* EXERCISE TASK *
Each entry below is to be given again word for word, with no pictures.

* SUPPLIED MATERIAL *

__________________________________________________

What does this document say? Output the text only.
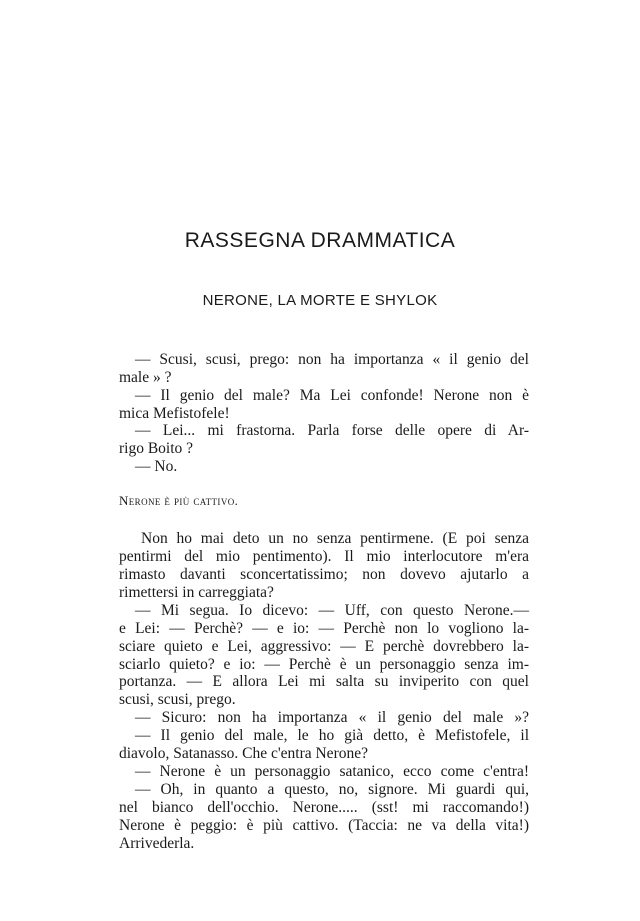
RASSEGNA DRAMMATICA
NERONE, LA MORTE E SHYLOK
— Scusi, scusi, prego: non ha importanza « il genio del
male » ?
— Il genio del male? Ma Lei confonde! Nerone non è
mica Mefistofele!
— Lei... mi frastorna. Parla forse delle opere di Ar-
rigo Boito ?
— No.
Nerone è più cattivo.
Non ho mai deto un no senza pentirmene. (E poi senza
pentirmi del mio pentimento). Il mio interlocutore m'era
rimasto davanti sconcertatissimo; non dovevo ajutarlo a
rimettersi in carreggiata?
— Mi segua. Io dicevo: — Uff, con questo Nerone.—
e Lei: — Perchè? — e io: — Perchè non lo vogliono la-
sciare quieto e Lei, aggressivo: — E perchè dovrebbero la-
sciarlo quieto? e io: — Perchè è un personaggio senza im-
portanza. — E allora Lei mi salta su inviperito con quel
scusi, scusi, prego.
— Sicuro: non ha importanza « il genio del male »?
— Il genio del male, le ho già detto, è Mefistofele, il
diavolo, Satanasso. Che c'entra Nerone?
— Nerone è un personaggio satanico, ecco come c'entra!
— Oh, in quanto a questo, no, signore. Mi guardi qui,
nel bianco dell'occhio. Nerone..... (sst! mi raccomando!)
Nerone è peggio: è più cattivo. (Taccia: ne va della vita!)
Arrivederla.
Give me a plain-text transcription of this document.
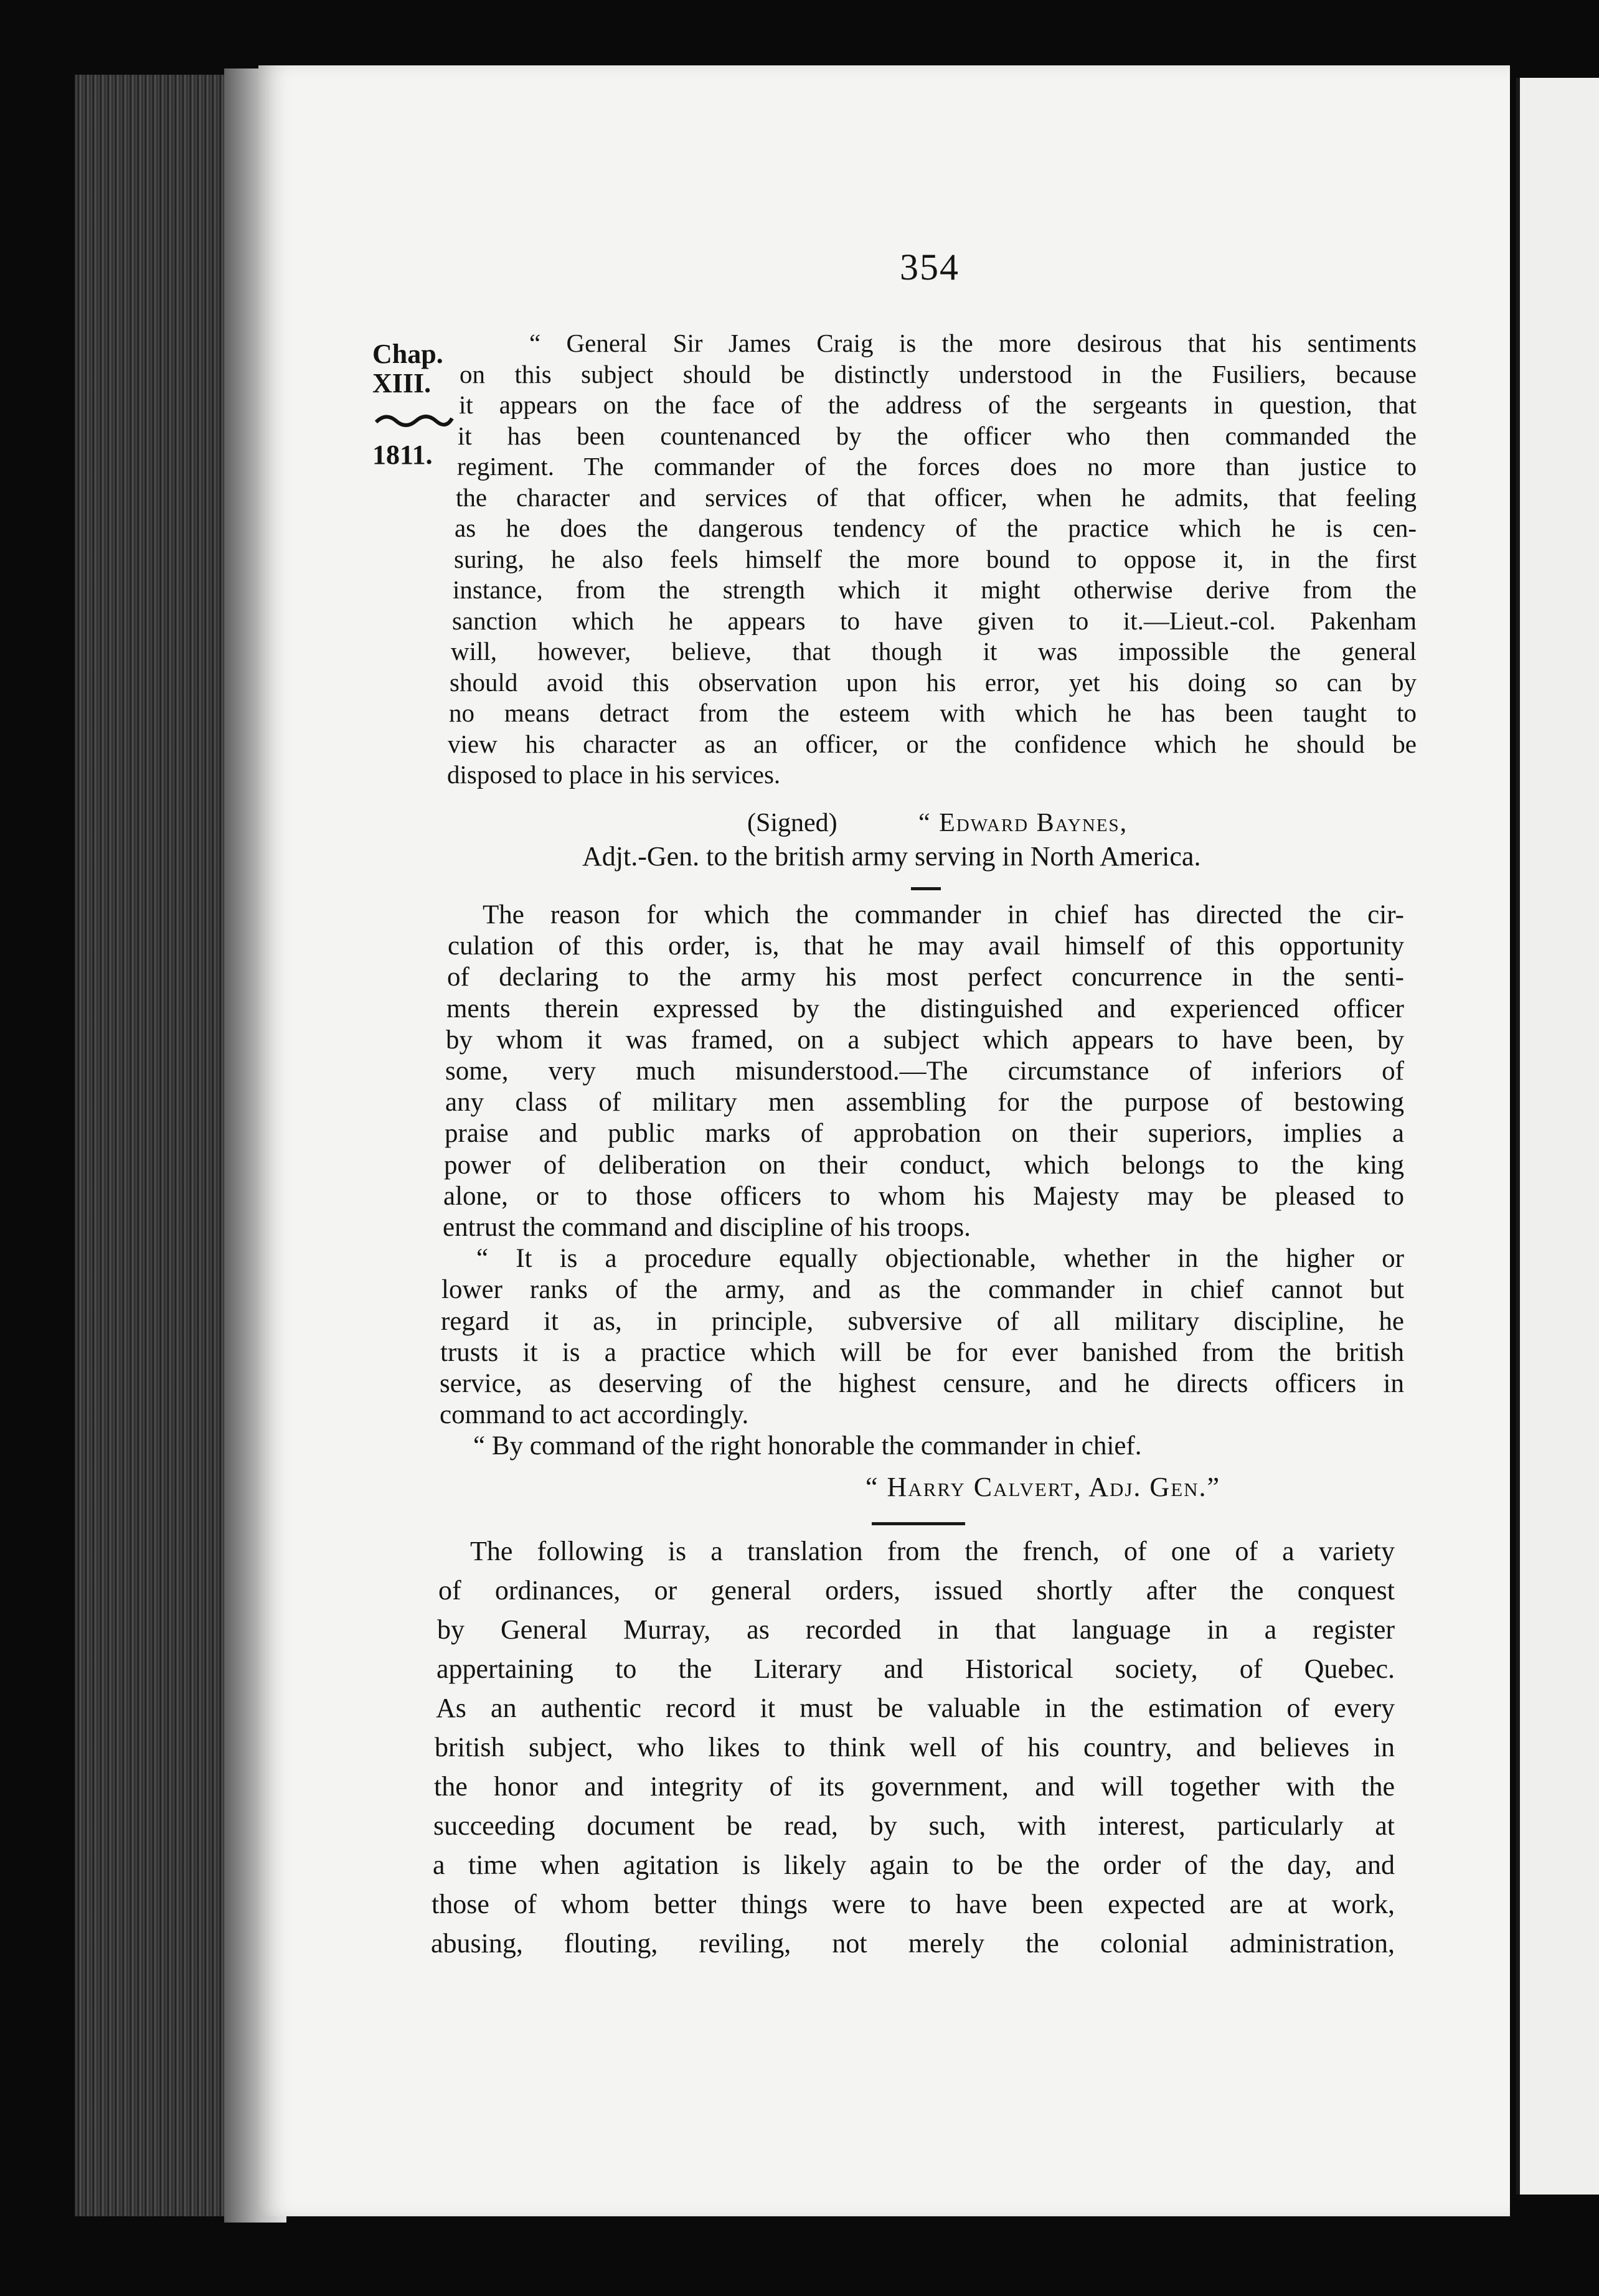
354
Chap.
XIII.
1811.
“ General Sir James Craig is the more desirous that his sentiments
on this subject should be distinctly understood in the Fusiliers, because
it appears on the face of the address of the sergeants in question, that
it has been countenanced by the officer who then commanded the
regiment. The commander of the forces does no more than justice to
the character and services of that officer, when he admits, that feeling
as he does the dangerous tendency of the practice which he is cen-
suring, he also feels himself the more bound to oppose it, in the first
instance, from the strength which it might otherwise derive from the
sanction which he appears to have given to it.—Lieut.-col. Pakenham
will, however, believe, that though it was impossible the general
should avoid this observation upon his error, yet his doing so can by
no means detract from the esteem with which he has been taught to
view his character as an officer, or the confidence which he should be
disposed to place in his services.
(Signed)	“ Edward Baynes,
Adjt.-Gen. to the british army serving in North America.
The reason for which the commander in chief has directed the cir-
culation of this order, is, that he may avail himself of this opportunity
of declaring to the army his most perfect concurrence in the senti-
ments therein expressed by the distinguished and experienced officer
by whom it was framed, on a subject which appears to have been, by
some, very much misunderstood.—The circumstance of inferiors of
any class of military men assembling for the purpose of bestowing
praise and public marks of approbation on their superiors, implies a
power of deliberation on their conduct, which belongs to the king
alone, or to those officers to whom his Majesty may be pleased to
entrust the command and discipline of his troops.
“ It is a procedure equally objectionable, whether in the higher or
lower ranks of the army, and as the commander in chief cannot but
regard it as, in principle, subversive of all military discipline, he
trusts it is a practice which will be for ever banished from the british
service, as deserving of the highest censure, and he directs officers in
command to act accordingly.
“ By command of the right honorable the commander in chief.
“ Harry Calvert, Adj. Gen.”
The following is a translation from the french, of one of a variety
of ordinances, or general orders, issued shortly after the conquest
by General Murray, as recorded in that language in a register
appertaining to the Literary and Historical society, of Quebec.
As an authentic record it must be valuable in the estimation of every
british subject, who likes to think well of his country, and believes in
the honor and integrity of its government, and will together with the
succeeding document be read, by such, with interest, particularly at
a time when agitation is likely again to be the order of the day, and
those of whom better things were to have been expected are at work,
abusing, flouting, reviling, not merely the colonial administration,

__________________________________________________

* SOLUTION BELOW *
What does this document say? Output the text only.
RASSEGNA DRAMMATICA
NERONE, LA MORTE E SHYLOK
— Scusi, scusi, prego: non ha importanza « il genio del
male » ?
— Il genio del male? Ma Lei confonde! Nerone non è
mica Mefistofele!
— Lei... mi frastorna. Parla forse delle opere di Ar-
rigo Boito ?
— No.
Nerone è più cattivo.
Non ho mai deto un no senza pentirmene. (E poi senza
pentirmi del mio pentimento). Il mio interlocutore m'era
rimasto davanti sconcertatissimo; non dovevo ajutarlo a
rimettersi in carreggiata?
— Mi segua. Io dicevo: — Uff, con questo Nerone.—
e Lei: — Perchè? — e io: — Perchè non lo vogliono la-
sciare quieto e Lei, aggressivo: — E perchè dovrebbero la-
sciarlo quieto? e io: — Perchè è un personaggio senza im-
portanza. — E allora Lei mi salta su inviperito con quel
scusi, scusi, prego.
— Sicuro: non ha importanza « il genio del male »?
— Il genio del male, le ho già detto, è Mefistofele, il
diavolo, Satanasso. Che c'entra Nerone?
— Nerone è un personaggio satanico, ecco come c'entra!
— Oh, in quanto a questo, no, signore. Mi guardi qui,
nel bianco dell'occhio. Nerone..... (sst! mi raccomando!)
Nerone è peggio: è più cattivo. (Taccia: ne va della vita!)
Arrivederla.
Give me a plain-text transcription of this document.
354
Chap.
XIII.
1811.
“ General Sir James Craig is the more desirous that his sentiments
on this subject should be distinctly understood in the Fusiliers, because
it appears on the face of the address of the sergeants in question, that
it has been countenanced by the officer who then commanded the
regiment. The commander of the forces does no more than justice to
the character and services of that officer, when he admits, that feeling
as he does the dangerous tendency of the practice which he is cen-
suring, he also feels himself the more bound to oppose it, in the first
instance, from the strength which it might otherwise derive from the
sanction which he appears to have given to it.—Lieut.-col. Pakenham
will, however, believe, that though it was impossible the general
should avoid this observation upon his error, yet his doing so can by
no means detract from the esteem with which he has been taught to
view his character as an officer, or the confidence which he should be
disposed to place in his services.
(Signed)	“ Edward Baynes,
Adjt.-Gen. to the british army serving in North America.
The reason for which the commander in chief has directed the cir-
culation of this order, is, that he may avail himself of this opportunity
of declaring to the army his most perfect concurrence in the senti-
ments therein expressed by the distinguished and experienced officer
by whom it was framed, on a subject which appears to have been, by
some, very much misunderstood.—The circumstance of inferiors of
any class of military men assembling for the purpose of bestowing
praise and public marks of approbation on their superiors, implies a
power of deliberation on their conduct, which belongs to the king
alone, or to those officers to whom his Majesty may be pleased to
entrust the command and discipline of his troops.
“ It is a procedure equally objectionable, whether in the higher or
lower ranks of the army, and as the commander in chief cannot but
regard it as, in principle, subversive of all military discipline, he
trusts it is a practice which will be for ever banished from the british
service, as deserving of the highest censure, and he directs officers in
command to act accordingly.
“ By command of the right honorable the commander in chief.
“ Harry Calvert, Adj. Gen.”
The following is a translation from the french, of one of a variety
of ordinances, or general orders, issued shortly after the conquest
by General Murray, as recorded in that language in a register
appertaining to the Literary and Historical society, of Quebec.
As an authentic record it must be valuable in the estimation of every
british subject, who likes to think well of his country, and believes in
the honor and integrity of its government, and will together with the
succeeding document be read, by such, with interest, particularly at
a time when agitation is likely again to be the order of the day, and
those of whom better things were to have been expected are at work,
abusing, flouting, reviling, not merely the colonial administration,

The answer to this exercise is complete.